* **Exercise task**
Return each line of the records holding the string "JSON".

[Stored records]
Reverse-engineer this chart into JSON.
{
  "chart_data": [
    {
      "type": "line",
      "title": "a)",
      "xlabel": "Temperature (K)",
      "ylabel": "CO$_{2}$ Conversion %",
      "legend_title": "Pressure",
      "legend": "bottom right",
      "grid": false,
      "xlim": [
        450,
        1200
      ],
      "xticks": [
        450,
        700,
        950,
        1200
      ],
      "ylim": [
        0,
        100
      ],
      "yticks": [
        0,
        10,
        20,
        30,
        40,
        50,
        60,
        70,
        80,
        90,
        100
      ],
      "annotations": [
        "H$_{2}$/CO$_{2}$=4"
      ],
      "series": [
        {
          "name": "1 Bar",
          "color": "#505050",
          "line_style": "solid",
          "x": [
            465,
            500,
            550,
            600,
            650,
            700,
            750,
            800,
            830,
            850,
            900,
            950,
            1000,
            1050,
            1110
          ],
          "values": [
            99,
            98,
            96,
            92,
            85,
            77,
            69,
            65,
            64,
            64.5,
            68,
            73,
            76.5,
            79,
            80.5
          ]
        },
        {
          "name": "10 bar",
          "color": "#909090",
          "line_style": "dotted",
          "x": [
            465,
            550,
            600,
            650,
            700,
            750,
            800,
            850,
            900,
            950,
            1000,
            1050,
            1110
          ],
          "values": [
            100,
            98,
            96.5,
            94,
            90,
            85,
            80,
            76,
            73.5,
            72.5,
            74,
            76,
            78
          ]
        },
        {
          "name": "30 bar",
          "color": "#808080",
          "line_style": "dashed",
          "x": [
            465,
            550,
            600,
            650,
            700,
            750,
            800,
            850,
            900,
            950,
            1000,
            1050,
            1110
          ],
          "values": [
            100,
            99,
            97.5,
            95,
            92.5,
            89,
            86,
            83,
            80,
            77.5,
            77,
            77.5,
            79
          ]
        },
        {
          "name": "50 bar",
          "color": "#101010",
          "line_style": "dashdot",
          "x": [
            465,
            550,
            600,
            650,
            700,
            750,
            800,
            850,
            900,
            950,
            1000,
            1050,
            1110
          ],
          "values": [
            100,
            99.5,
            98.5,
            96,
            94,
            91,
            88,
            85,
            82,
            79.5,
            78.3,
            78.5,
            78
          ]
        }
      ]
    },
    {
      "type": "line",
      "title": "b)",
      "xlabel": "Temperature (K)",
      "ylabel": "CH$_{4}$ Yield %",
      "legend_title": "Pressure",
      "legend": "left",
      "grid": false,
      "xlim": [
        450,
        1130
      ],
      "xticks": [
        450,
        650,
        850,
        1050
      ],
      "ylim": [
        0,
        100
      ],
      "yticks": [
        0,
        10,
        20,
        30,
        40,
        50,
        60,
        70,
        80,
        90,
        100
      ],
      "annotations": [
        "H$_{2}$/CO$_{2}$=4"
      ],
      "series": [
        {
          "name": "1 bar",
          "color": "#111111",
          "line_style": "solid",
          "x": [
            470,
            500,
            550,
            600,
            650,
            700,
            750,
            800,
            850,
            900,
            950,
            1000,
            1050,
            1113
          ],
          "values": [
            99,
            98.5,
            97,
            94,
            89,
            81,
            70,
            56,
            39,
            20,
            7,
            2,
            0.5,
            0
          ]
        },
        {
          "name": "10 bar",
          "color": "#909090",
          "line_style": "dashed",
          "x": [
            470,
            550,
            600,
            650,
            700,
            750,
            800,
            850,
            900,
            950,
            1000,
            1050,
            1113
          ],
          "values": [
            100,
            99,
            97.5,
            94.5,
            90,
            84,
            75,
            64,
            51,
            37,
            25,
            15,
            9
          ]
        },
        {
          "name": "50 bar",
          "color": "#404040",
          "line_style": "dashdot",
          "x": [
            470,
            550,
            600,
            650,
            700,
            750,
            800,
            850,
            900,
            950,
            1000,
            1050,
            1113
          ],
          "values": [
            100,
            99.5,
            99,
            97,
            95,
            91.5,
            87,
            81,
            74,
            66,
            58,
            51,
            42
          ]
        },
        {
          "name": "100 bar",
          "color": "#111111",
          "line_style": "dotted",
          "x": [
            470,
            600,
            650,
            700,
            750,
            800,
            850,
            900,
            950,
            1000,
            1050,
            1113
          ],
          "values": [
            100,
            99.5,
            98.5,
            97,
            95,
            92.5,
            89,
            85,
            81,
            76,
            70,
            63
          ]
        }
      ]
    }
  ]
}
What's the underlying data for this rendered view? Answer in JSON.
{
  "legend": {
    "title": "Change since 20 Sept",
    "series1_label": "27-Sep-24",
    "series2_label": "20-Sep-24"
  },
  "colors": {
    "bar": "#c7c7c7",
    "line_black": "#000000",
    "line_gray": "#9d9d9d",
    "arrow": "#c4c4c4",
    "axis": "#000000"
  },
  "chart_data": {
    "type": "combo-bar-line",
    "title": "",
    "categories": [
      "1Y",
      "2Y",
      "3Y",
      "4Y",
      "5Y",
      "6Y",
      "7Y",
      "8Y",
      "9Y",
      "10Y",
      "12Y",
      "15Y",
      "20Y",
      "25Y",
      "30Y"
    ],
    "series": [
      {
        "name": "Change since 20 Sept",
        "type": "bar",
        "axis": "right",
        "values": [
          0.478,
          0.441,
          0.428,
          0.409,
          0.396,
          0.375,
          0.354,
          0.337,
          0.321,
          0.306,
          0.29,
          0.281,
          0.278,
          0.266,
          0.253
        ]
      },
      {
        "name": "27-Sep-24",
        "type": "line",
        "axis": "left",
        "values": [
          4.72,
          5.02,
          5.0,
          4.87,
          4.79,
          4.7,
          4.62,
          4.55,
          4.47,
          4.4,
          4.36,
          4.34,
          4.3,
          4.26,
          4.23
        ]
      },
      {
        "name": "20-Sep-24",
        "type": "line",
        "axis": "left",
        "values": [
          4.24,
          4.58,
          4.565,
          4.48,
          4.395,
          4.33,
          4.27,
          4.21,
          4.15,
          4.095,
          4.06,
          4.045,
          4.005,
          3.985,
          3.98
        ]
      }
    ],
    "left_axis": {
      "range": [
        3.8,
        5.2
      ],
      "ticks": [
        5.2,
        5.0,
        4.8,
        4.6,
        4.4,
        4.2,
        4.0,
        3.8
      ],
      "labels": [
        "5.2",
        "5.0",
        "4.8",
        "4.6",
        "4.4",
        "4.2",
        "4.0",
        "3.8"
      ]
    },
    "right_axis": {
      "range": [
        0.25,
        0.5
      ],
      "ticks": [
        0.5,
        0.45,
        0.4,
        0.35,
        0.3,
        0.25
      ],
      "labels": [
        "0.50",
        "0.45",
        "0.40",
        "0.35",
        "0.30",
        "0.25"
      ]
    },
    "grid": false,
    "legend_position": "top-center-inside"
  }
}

* **Answer below**
Reverse-engineer this chart into JSON.
What's the underlying data for this rendered view? Answer in JSON.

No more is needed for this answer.